• _TASK DESCRIPTION_
Below is some material; transcribe all of it exactly.

[Records from a dataset]
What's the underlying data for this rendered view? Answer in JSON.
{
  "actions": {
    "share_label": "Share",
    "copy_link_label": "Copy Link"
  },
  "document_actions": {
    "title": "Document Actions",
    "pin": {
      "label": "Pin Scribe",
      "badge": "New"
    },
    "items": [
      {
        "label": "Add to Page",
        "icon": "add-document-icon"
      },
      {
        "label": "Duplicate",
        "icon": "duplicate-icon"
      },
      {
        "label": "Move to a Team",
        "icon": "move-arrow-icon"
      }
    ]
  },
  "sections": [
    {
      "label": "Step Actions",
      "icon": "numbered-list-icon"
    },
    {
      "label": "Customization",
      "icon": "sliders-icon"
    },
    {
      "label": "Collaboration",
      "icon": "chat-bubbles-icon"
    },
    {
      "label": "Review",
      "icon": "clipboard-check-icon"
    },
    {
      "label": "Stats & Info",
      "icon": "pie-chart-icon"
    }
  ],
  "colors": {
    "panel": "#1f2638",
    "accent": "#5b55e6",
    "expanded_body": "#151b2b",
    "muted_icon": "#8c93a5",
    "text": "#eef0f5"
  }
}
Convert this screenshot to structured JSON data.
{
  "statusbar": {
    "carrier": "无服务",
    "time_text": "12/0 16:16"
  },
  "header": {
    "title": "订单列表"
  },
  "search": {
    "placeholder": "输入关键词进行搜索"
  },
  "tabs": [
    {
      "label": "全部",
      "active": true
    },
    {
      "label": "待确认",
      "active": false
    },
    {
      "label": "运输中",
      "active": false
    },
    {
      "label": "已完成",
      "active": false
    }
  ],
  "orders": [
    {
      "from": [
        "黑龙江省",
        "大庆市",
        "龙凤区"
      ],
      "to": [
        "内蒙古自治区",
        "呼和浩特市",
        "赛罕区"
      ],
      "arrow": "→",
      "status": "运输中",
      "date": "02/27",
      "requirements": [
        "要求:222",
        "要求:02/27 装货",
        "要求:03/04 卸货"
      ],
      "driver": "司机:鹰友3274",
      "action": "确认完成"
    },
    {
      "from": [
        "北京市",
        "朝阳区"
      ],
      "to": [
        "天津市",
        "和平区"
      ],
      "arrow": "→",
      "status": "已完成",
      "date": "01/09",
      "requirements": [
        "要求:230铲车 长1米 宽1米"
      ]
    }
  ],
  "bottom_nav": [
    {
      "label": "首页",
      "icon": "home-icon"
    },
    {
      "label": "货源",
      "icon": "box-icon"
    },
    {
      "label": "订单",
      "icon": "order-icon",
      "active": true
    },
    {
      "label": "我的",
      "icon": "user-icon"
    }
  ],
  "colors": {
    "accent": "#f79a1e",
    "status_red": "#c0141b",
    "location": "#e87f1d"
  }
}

• _THE COMPLETED TASK_
What's the underlying data for this rendered view? Answer in JSON.
{
  "actions": {
    "share_label": "Share",
    "copy_link_label": "Copy Link"
  },
  "document_actions": {
    "title": "Document Actions",
    "pin": {
      "label": "Pin Scribe",
      "badge": "New"
    },
    "items": [
      {
        "label": "Add to Page",
        "icon": "add-document-icon"
      },
      {
        "label": "Duplicate",
        "icon": "duplicate-icon"
      },
      {
        "label": "Move to a Team",
        "icon": "move-arrow-icon"
      }
    ]
  },
  "sections": [
    {
      "label": "Step Actions",
      "icon": "numbered-list-icon"
    },
    {
      "label": "Customization",
      "icon": "sliders-icon"
    },
    {
      "label": "Collaboration",
      "icon": "chat-bubbles-icon"
    },
    {
      "label": "Review",
      "icon": "clipboard-check-icon"
    },
    {
      "label": "Stats & Info",
      "icon": "pie-chart-icon"
    }
  ],
  "colors": {
    "panel": "#1f2638",
    "accent": "#5b55e6",
    "expanded_body": "#151b2b",
    "muted_icon": "#8c93a5",
    "text": "#eef0f5"
  }
}
Convert this screenshot to structured JSON data.
{
  "statusbar": {
    "carrier": "无服务",
    "time_text": "12/0 16:16"
  },
  "header": {
    "title": "订单列表"
  },
  "search": {
    "placeholder": "输入关键词进行搜索"
  },
  "tabs": [
    {
      "label": "全部",
      "active": true
    },
    {
      "label": "待确认",
      "active": false
    },
    {
      "label": "运输中",
      "active": false
    },
    {
      "label": "已完成",
      "active": false
    }
  ],
  "orders": [
    {
      "from": [
        "黑龙江省",
        "大庆市",
        "龙凤区"
      ],
      "to": [
        "内蒙古自治区",
        "呼和浩特市",
        "赛罕区"
      ],
      "arrow": "→",
      "status": "运输中",
      "date": "02/27",
      "requirements": [
        "要求:222",
        "要求:02/27 装货",
        "要求:03/04 卸货"
      ],
      "driver": "司机:鹰友3274",
      "action": "确认完成"
    },
    {
      "from": [
        "北京市",
        "朝阳区"
      ],
      "to": [
        "天津市",
        "和平区"
      ],
      "arrow": "→",
      "status": "已完成",
      "date": "01/09",
      "requirements": [
        "要求:230铲车 长1米 宽1米"
      ]
    }
  ],
  "bottom_nav": [
    {
      "label": "首页",
      "icon": "home-icon"
    },
    {
      "label": "货源",
      "icon": "box-icon"
    },
    {
      "label": "订单",
      "icon": "order-icon",
      "active": true
    },
    {
      "label": "我的",
      "icon": "user-icon"
    }
  ],
  "colors": {
    "accent": "#f79a1e",
    "status_red": "#c0141b",
    "location": "#e87f1d"
  }
}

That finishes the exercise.